_What you have to do_.
Scan the entries below and report only how many lines contain "Departments".

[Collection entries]
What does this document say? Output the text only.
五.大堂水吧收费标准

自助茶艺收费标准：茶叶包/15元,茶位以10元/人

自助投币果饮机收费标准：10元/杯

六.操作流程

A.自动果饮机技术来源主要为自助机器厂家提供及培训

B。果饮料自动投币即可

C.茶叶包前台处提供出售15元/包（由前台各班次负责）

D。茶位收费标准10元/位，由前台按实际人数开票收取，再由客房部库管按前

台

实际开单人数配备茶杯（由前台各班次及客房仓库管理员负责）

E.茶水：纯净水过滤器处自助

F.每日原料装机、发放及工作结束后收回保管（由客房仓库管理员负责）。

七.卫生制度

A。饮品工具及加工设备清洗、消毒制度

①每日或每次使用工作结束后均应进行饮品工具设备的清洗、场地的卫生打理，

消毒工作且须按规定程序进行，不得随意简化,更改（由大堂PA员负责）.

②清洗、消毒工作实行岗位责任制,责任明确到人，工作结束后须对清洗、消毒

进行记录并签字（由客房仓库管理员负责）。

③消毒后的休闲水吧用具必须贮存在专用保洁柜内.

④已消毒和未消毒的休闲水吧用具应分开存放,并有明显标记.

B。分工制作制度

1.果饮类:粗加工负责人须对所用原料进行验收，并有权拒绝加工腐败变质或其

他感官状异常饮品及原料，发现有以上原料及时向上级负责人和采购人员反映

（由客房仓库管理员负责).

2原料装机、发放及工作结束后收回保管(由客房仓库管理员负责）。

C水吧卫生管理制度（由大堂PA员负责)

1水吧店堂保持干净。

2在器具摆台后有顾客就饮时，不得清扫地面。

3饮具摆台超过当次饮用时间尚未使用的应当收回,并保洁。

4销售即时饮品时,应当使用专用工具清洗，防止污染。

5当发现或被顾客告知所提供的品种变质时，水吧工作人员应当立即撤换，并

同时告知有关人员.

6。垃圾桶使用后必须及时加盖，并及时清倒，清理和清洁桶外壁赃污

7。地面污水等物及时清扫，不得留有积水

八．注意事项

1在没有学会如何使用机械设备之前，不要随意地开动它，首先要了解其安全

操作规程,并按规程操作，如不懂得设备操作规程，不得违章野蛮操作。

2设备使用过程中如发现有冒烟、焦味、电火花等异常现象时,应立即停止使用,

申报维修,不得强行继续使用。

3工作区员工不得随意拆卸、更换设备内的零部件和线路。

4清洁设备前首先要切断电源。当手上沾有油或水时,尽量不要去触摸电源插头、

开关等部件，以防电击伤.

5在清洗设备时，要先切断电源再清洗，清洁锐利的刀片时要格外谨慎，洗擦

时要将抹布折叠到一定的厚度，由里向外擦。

---

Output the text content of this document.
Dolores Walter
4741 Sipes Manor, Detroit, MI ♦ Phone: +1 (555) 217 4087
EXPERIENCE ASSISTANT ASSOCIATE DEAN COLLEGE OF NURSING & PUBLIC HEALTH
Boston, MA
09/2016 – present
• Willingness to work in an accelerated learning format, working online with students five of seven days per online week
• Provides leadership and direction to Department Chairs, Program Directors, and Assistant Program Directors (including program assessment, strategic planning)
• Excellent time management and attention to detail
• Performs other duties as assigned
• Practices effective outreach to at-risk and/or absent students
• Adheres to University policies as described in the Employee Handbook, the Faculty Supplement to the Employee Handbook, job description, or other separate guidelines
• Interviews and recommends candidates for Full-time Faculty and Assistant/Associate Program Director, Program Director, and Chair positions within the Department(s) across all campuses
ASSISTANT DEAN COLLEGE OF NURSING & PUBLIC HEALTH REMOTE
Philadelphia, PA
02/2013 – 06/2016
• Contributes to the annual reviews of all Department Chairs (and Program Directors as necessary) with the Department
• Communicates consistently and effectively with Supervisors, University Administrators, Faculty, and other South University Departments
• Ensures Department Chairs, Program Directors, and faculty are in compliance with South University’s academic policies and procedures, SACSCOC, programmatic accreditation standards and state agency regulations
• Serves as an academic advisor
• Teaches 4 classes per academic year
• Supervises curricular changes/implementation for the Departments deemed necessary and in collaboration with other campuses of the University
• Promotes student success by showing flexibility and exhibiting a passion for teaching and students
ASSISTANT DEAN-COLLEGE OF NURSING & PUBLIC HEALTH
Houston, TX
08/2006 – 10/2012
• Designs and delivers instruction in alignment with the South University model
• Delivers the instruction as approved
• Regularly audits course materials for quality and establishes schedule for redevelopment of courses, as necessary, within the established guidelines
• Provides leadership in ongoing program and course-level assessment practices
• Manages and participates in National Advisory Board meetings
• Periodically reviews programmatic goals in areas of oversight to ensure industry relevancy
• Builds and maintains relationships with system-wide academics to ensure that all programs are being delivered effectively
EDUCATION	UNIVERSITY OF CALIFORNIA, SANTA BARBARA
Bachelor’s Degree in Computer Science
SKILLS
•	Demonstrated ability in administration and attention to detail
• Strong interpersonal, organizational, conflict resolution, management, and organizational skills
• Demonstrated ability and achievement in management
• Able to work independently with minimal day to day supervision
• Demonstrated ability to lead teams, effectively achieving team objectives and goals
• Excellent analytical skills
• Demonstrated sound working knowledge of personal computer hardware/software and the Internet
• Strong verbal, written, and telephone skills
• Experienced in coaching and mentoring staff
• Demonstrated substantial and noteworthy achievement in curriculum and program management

* * *

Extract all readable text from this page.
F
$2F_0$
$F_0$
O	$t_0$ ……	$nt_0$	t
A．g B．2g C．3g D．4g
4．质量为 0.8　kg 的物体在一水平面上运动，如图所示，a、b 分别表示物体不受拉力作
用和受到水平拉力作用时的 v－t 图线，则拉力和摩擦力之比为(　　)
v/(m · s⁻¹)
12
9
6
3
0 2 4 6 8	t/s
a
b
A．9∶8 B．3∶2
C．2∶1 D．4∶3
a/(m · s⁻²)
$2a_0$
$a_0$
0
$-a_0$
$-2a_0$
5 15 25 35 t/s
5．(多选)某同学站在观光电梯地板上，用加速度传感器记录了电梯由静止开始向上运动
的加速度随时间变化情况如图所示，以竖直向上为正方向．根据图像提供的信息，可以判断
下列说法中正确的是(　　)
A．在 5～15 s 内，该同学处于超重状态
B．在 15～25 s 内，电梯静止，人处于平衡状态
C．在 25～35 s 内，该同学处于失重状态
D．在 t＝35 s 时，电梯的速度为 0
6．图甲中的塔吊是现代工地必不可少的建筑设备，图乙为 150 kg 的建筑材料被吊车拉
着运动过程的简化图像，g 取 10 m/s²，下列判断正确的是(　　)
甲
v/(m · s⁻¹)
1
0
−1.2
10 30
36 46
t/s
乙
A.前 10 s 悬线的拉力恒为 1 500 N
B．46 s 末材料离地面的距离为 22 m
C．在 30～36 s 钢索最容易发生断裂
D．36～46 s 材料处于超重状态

_Output of the task_.
2